**What the task asks**: Your task is to transcribe all of the records exactly and leave out the pictures.

━━━ Task inputs ━━━

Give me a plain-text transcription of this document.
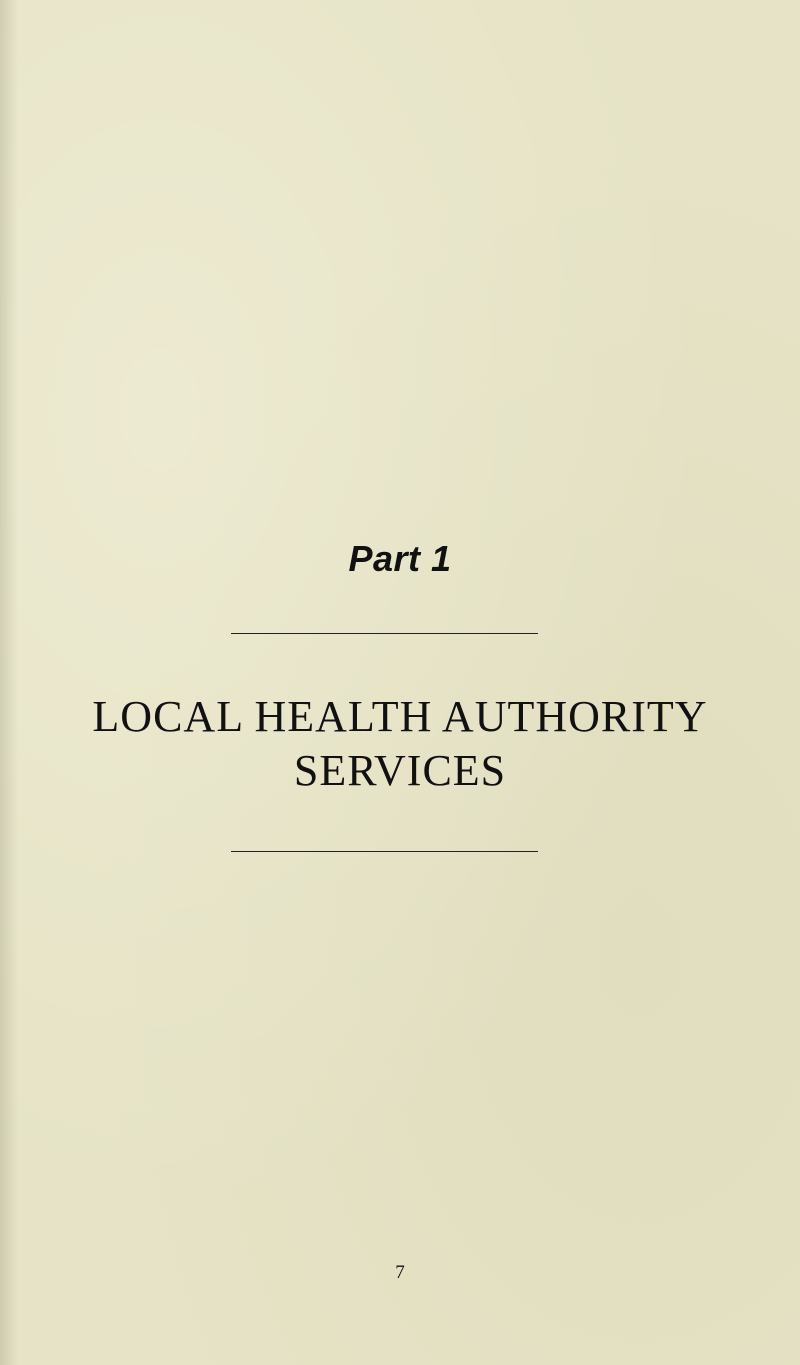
Part 1
LOCAL HEALTH AUTHORITY
SERVICES
7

━━━

**Result of the task**:
Give me a plain-text transcription of this document.
Part 1
LOCAL HEALTH AUTHORITY
SERVICES
7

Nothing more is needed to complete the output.